* _ФРАГМЕНТ ТЕКСТА_:

Туповатый бритоголовый Томас - кто бы мог подумать? - чрезвычайно раним.
Его польский тёзка Томаш, хоть и годится ему в отцы, сам ненамного взрослее: оказывается, он решил стать «полицейским из Майами» только потому, что из него не получилось «индианы-джонса», а тем более, «американского жиголо».
Он не ненавидит немцев, нет. Он ненавидит людей вообще. Так он говорит. А себя - больше всех, о чём лучше него знает его шестнадцатилетняя дочка, только она до поры до времени не понимала почему.
Хотите знать, что вырастает из ребёнка, который с утра до вечера смотрит телек или играет в компьютерные игры? Сходите в театр и поглядите на полицейского Томаша в исполнении Дениса Кугая.
Наверное, это и называется «человек тонкой душевной организации», «разносторонне одарённая личность» или просто «хороший парень». Томасу, конечно, страшно повезло, что он нарвался на прекраснодушного Томаша.
А может, просто так обстоятельства сложились, что Томаш не выбил этому «нацику» семь зубов, как он это обычно делает, а постарался разобраться, что у мальчишки стряслось.
Что касается Беллы-Марики, то ей до всего этого нет дела. Как и зрителям. Наверное, поэтому мы ещё битый час после спектакля обсуждали «Чёрное молоко» вместе с артистами и дообсуждались до очень личного.
Хотя в первые минуты после спектакля мне показалось, что «дискуссия» пойдёт по накатанной. Сидящие в зале молодые люди начали с заученных фраз: «дедывоевали», теперь мы понимаем, что они не зря воевали, какие эти фашисты и неофашисты всё-таки, ужасосвенцим, бла-бла-бла…
Но уже через несколько минут сами начали рассуждать о том, имеет ли человек право сомневаться в «истине», которую ему навязывают.
Например, имеет ли право ученик возразить учителю. И сами же сказали, что иногда ученик возражает учителю не потому, что учитель не прав, а потому, что ученик с ним не согласен. Та-дам!
Белла-Марика (на самом деле поразительная Анжелика Иномова, просто она не сразу остыла и вышла из роли) слушала-слушала и говорит:
«Надо же, как много интересного вы мне сейчас рассказали про нашу пьесу. Я целый месяц про неё читала. Мне казалось, что я буду сидеть на обсуждении и кивать: «Молодец, ты угадал!» А вместо этого узнала столько для себя неожиданного!»

* _ДАННЫЕ ДЛЯ УПРАЖНЕНИЯ_:
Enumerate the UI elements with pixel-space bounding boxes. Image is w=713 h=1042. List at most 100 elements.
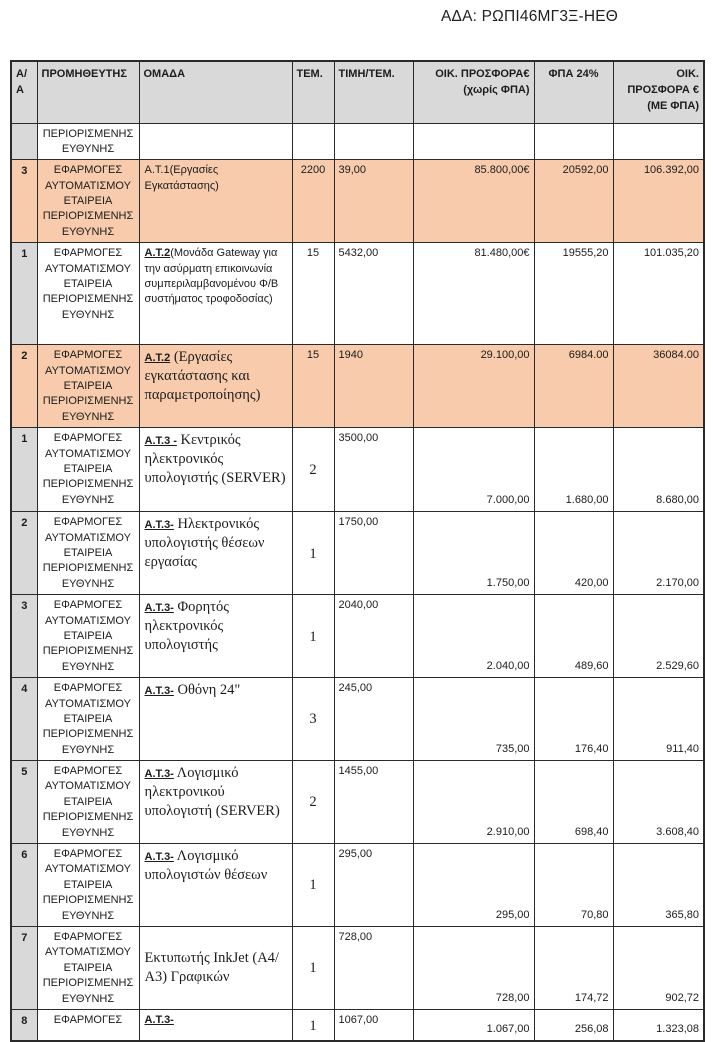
cell-offer-gross [612, 122, 705, 161]
cell-aa [10, 122, 38, 161]
cell-group: Α.Τ.3- Λογισμικό ηλεκτρονικού υπολογιστή… [138, 760, 293, 845]
cell-aa: 2 [10, 511, 38, 596]
cell-supplier: ΕΦΑΡΜΟΓΕΣ ΑΥΤΟΜΑΤΙΣΜΟΥ ΕΤΑΙΡΕΙΑ ΠΕΡΙΟΡΙΣ… [36, 511, 140, 596]
table-row: ΠΕΡΙΟΡΙΣΜΕΝΗΣ ΕΥΘΥΝΗΣ [10, 122, 705, 161]
group-desc: (Εργασίες εγκατάστασης και παραμετροποίη… [144, 349, 261, 404]
cell-group: Α.Τ.2(Μονάδα Gateway για την ασύρματη επ… [138, 242, 293, 346]
header-vat: ΦΠΑ 24% [533, 60, 614, 124]
cell-supplier: ΕΦΑΡΜΟΓΕΣ ΑΥΤΟΜΑΤΙΣΜΟΥ ΕΤΑΙΡΕΙΑ ΠΕΡΙΟΡΙΣ… [36, 843, 140, 927]
cell-vat: 420,00 [533, 511, 614, 596]
cell-supplier: ΠΕΡΙΟΡΙΣΜΕΝΗΣ ΕΥΘΥΝΗΣ [36, 122, 140, 161]
cell-vat: 6984.00 [533, 344, 614, 429]
table-row: 2 ΕΦΑΡΜΟΓΕΣ ΑΥΤΟΜΑΤΙΣΜΟΥ ΕΤΑΙΡΕΙΑ ΠΕΡΙΟΡ… [10, 511, 705, 596]
group-desc: Λογισμικό ηλεκτρονικού υπολογιστή (SERVE… [144, 765, 280, 820]
table-row: 1 ΕΦΑΡΜΟΓΕΣ ΑΥΤΟΜΑΤΙΣΜΟΥ ΕΤΑΙΡΕΙΑ ΠΕΡΙΟΡ… [10, 242, 705, 346]
cell-aa: 6 [10, 843, 38, 927]
group-desc: Λογισμικό υπολογιστών θέσεων [144, 848, 268, 884]
cell-offer-net: 1.067,00 [412, 1008, 535, 1042]
cell-aa: 3 [10, 159, 38, 244]
cell-vat: 489,60 [533, 594, 614, 679]
table-header-row: Α/Α ΠΡΟΜΗΘΕΥΤΗΣ ΟΜΑΔΑ ΤΕΜ. ΤΙΜΗ/ΤΕΜ. ΟΙΚ… [10, 60, 705, 124]
cell-supplier: ΕΦΑΡΜΟΓΕΣ ΑΥΤΟΜΑΤΙΣΜΟΥ ΕΤΑΙΡΕΙΑ ΠΕΡΙΟΡΙΣ… [36, 594, 140, 679]
cell-qty: 1 [291, 843, 335, 927]
header-qty: ΤΕΜ. [291, 60, 335, 124]
group-desc: Α.Τ.1(Εργασίες Εγκατάστασης) [144, 164, 219, 192]
cell-qty: 2 [291, 760, 335, 845]
cell-group: Α.Τ.3- Φορητός ηλεκτρονικός υπολογιστής [138, 594, 293, 679]
offers-table: Α/Α ΠΡΟΜΗΘΕΥΤΗΣ ΟΜΑΔΑ ΤΕΜ. ΤΙΜΗ/ΤΕΜ. ΟΙΚ… [10, 60, 705, 1042]
cell-qty: 1 [291, 594, 335, 679]
cell-qty: 1 [291, 1008, 335, 1042]
cell-vat: 176,40 [533, 677, 614, 762]
cell-unit-price [333, 122, 414, 161]
cell-offer-gross: 8.680,00 [612, 427, 705, 513]
table-row: 2 ΕΦΑΡΜΟΓΕΣ ΑΥΤΟΜΑΤΙΣΜΟΥ ΕΤΑΙΡΕΙΑ ΠΕΡΙΟΡ… [10, 344, 705, 429]
table-row: 3 ΕΦΑΡΜΟΓΕΣ ΑΥΤΟΜΑΤΙΣΜΟΥ ΕΤΑΙΡΕΙΑ ΠΕΡΙΟΡ… [10, 159, 705, 244]
group-desc: Εκτυπωτής InkJet (Α4/Α3) Γραφικών [144, 950, 279, 986]
table-row: 7 ΕΦΑΡΜΟΓΕΣ ΑΥΤΟΜΑΤΙΣΜΟΥ ΕΤΑΙΡΕΙΑ ΠΕΡΙΟΡ… [10, 926, 705, 1010]
cell-offer-gross: 902,72 [612, 926, 705, 1010]
header-offer-gross: ΟΙΚ. ΠΡΟΣΦΟΡΑ € (ΜΕ ΦΠΑ) [612, 60, 705, 124]
group-desc: Φορητός ηλεκτρονικός υπολογιστής [144, 599, 229, 654]
table-row: 6 ΕΦΑΡΜΟΓΕΣ ΑΥΤΟΜΑΤΙΣΜΟΥ ΕΤΑΙΡΕΙΑ ΠΕΡΙΟΡ… [10, 843, 705, 927]
group-desc: Ηλεκτρονικός υπολογιστής θέσεων εργασίας [144, 516, 265, 571]
cell-vat: 1.680,00 [533, 427, 614, 513]
cell-offer-net: 735,00 [412, 677, 535, 762]
cell-aa: 5 [10, 760, 38, 845]
cell-supplier: ΕΦΑΡΜΟΓΕΣ ΑΥΤΟΜΑΤΙΣΜΟΥ ΕΤΑΙΡΕΙΑ ΠΕΡΙΟΡΙΣ… [36, 159, 140, 244]
cell-aa: 1 [10, 242, 38, 346]
cell-supplier: ΕΦΑΡΜΟΓΕΣ [36, 1008, 140, 1042]
cell-vat: 174,72 [533, 926, 614, 1010]
cell-qty: 15 [291, 344, 335, 429]
cell-unit-price: 295,00 [333, 843, 414, 927]
cell-group: Εκτυπωτής InkJet (Α4/Α3) Γραφικών [138, 926, 293, 1010]
cell-offer-net: 728,00 [412, 926, 535, 1010]
group-code: Α.Τ.2 [144, 352, 171, 365]
cell-vat: 256,08 [533, 1008, 614, 1042]
cell-aa: 3 [10, 594, 38, 679]
group-code: Α.Τ.3- [144, 1013, 174, 1026]
cell-unit-price: 245,00 [333, 677, 414, 762]
cell-unit-price: 1455,00 [333, 760, 414, 845]
cell-supplier: ΕΦΑΡΜΟΓΕΣ ΑΥΤΟΜΑΤΙΣΜΟΥ ΕΤΑΙΡΕΙΑ ΠΕΡΙΟΡΙΣ… [36, 344, 140, 429]
cell-group: Α.Τ.3 - Κεντρικός ηλεκτρονικός υπολογιστ… [138, 427, 293, 513]
group-code: Α.Τ.3- [144, 685, 174, 698]
header-group: ΟΜΑΔΑ [138, 60, 293, 124]
cell-offer-net: 2.040,00 [412, 594, 535, 679]
cell-offer-net: 85.800,00€ [412, 159, 535, 244]
header-offer-net: ΟΙΚ. ΠΡΟΣΦΟΡΑ€(χωρίς ΦΠΑ) [412, 60, 535, 124]
cell-offer-net [412, 122, 535, 161]
cell-supplier: ΕΦΑΡΜΟΓΕΣ ΑΥΤΟΜΑΤΙΣΜΟΥ ΕΤΑΙΡΕΙΑ ΠΕΡΙΟΡΙΣ… [36, 677, 140, 762]
table-row: 5 ΕΦΑΡΜΟΓΕΣ ΑΥΤΟΜΑΤΙΣΜΟΥ ΕΤΑΙΡΕΙΑ ΠΕΡΙΟΡ… [10, 760, 705, 845]
cell-aa: 8 [10, 1008, 38, 1042]
cell-group: Α.Τ.2 (Εργασίες εγκατάστασης και παραμετ… [138, 344, 293, 429]
cell-offer-net: 29.100,00 [412, 344, 535, 429]
cell-group: Α.Τ.3- Ηλεκτρονικός υπολογιστής θέσεων ε… [138, 511, 293, 596]
cell-group [138, 122, 293, 161]
cell-offer-net: 81.480,00€ [412, 242, 535, 346]
cell-offer-gross: 3.608,40 [612, 760, 705, 845]
cell-unit-price: 728,00 [333, 926, 414, 1010]
cell-offer-gross: 911,40 [612, 677, 705, 762]
cell-offer-gross: 365,80 [612, 843, 705, 927]
cell-qty: 15 [291, 242, 335, 346]
cell-vat: 20592,00 [533, 159, 614, 244]
cell-supplier: ΕΦΑΡΜΟΓΕΣ ΑΥΤΟΜΑΤΙΣΜΟΥ ΕΤΑΙΡΕΙΑ ΠΕΡΙΟΡΙΣ… [36, 242, 140, 346]
cell-qty: 1 [291, 926, 335, 1010]
ada-code: ΑΔΑ: ΡΩΠΙ46ΜΓ3Ξ-ΗΕΘ [441, 8, 619, 25]
cell-aa: 7 [10, 926, 38, 1010]
header-supplier: ΠΡΟΜΗΘΕΥΤΗΣ [36, 60, 140, 124]
cell-qty: 3 [291, 677, 335, 762]
cell-unit-price: 1067,00 [333, 1008, 414, 1042]
cell-offer-gross: 2.170,00 [612, 511, 705, 596]
cell-aa: 2 [10, 344, 38, 429]
cell-offer-gross: 101.035,20 [612, 242, 705, 346]
cell-offer-gross: 36084.00 [612, 344, 705, 429]
cell-supplier: ΕΦΑΡΜΟΓΕΣ ΑΥΤΟΜΑΤΙΣΜΟΥ ΕΤΑΙΡΕΙΑ ΠΕΡΙΟΡΙΣ… [36, 926, 140, 1010]
cell-vat: 70,80 [533, 843, 614, 927]
cell-unit-price: 39,00 [333, 159, 414, 244]
cell-offer-gross: 106.392,00 [612, 159, 705, 244]
group-code: Α.Τ.3- [144, 519, 174, 532]
cell-vat [533, 122, 614, 161]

* _ЧТО НУЖНО СДЕЛАТЬ_:
- 1) Кратко перескажите в двух предложениях фрагмент о спектакле «Чёрное молоко».
- 2) Преобразуйте в JSON-массив строк часть записей, начиная со строки с «cell-offer-gross [612, 122, 705, 161]» и заканчивая строкой с «header-qty: ΤΕΜ. [291, 60, 335, 124]», включая обе. Каждая строка записей должна стать отдельным элементом, пустые строки пропустите.

* _ОТВЕТЫ К УПРАЖНЕНИЮ_:
- 1) Полицейский Томаш в исполнении Дениса Кугая ненавидит людей вообще, а себя больше всех, но на этот раз он не выбил бритоголовому Томасу зубы, а постарался разобраться, что у мальчишки стряслось. После спектакля «Чёрное молоко» его ещё битый час обсуждали вместе с артистами: молодые зрители начали с заученных фраз, но вскоре перешли к вопросу, имеет ли человек право сомневаться в навязываемой «истине», а исполнительница роли Беллы-Марики Анжелика Иномова сказала, что узнала о пьесе много неожиданного.

- 2)
[
  "cell-offer-gross [612, 122, 705, 161]",
  "cell-aa [10, 122, 38, 161]",
  "cell-group: Α.Τ.3- Λογισμικό ηλεκτρονικού υπολογιστή… [138, 760, 293, 845]",
  "cell-aa: 2 [10, 511, 38, 596]",
  "cell-supplier: ΕΦΑΡΜΟΓΕΣ ΑΥΤΟΜΑΤΙΣΜΟΥ ΕΤΑΙΡΕΙΑ ΠΕΡΙΟΡΙΣ… [36, 511, 140, 596]",
  "table-row: ΠΕΡΙΟΡΙΣΜΕΝΗΣ ΕΥΘΥΝΗΣ [10, 122, 705, 161]",
  "group-desc: (Εργασίες εγκατάστασης και παραμετροποίη… [144, 349, 261, 404]",
  "cell-group: Α.Τ.2(Μονάδα Gateway για την ασύρματη επ… [138, 242, 293, 346]",
  "header-vat: ΦΠΑ 24% [533, 60, 614, 124]",
  "cell-supplier: ΕΦΑΡΜΟΓΕΣ ΑΥΤΟΜΑΤΙΣΜΟΥ ΕΤΑΙΡΕΙΑ ΠΕΡΙΟΡΙΣ… [36, 843, 140, 927]",
  "cell-vat: 420,00 [533, 511, 614, 596]",
  "cell-supplier: ΠΕΡΙΟΡΙΣΜΕΝΗΣ ΕΥΘΥΝΗΣ [36, 122, 140, 161]",
  "cell-vat: 6984.00 [533, 344, 614, 429]",
  "table-row: 2 ΕΦΑΡΜΟΓΕΣ ΑΥΤΟΜΑΤΙΣΜΟΥ ΕΤΑΙΡΕΙΑ ΠΕΡΙΟΡ… [10, 511, 705, 596]",
  "group-desc: Λογισμικό ηλεκτρονικού υπολογιστή (SERVE… [144, 765, 280, 820]",
  "table-row: 1 ΕΦΑΡΜΟΓΕΣ ΑΥΤΟΜΑΤΙΣΜΟΥ ΕΤΑΙΡΕΙΑ ΠΕΡΙΟΡ… [10, 242, 705, 346]",
  "cell-aa: 6 [10, 843, 38, 927]",
  "group-desc: Λογισμικό υπολογιστών θέσεων [144, 848, 268, 884]",
  "cell-offer-net: 1.067,00 [412, 1008, 535, 1042]",
  "cell-aa: 3 [10, 159, 38, 244]",
  "cell-vat: 489,60 [533, 594, 614, 679]",
  "table-header-row: Α/Α ΠΡΟΜΗΘΕΥΤΗΣ ΟΜΑΔΑ ΤΕΜ. ΤΙΜΗ/ΤΕΜ. ΟΙΚ… [10, 60, 705, 124]",
  "cell-supplier: ΕΦΑΡΜΟΓΕΣ ΑΥΤΟΜΑΤΙΣΜΟΥ ΕΤΑΙΡΕΙΑ ΠΕΡΙΟΡΙΣ… [36, 594, 140, 679]",
  "cell-qty: 1 [291, 843, 335, 927]",
  "header-qty: ΤΕΜ. [291, 60, 335, 124]"
]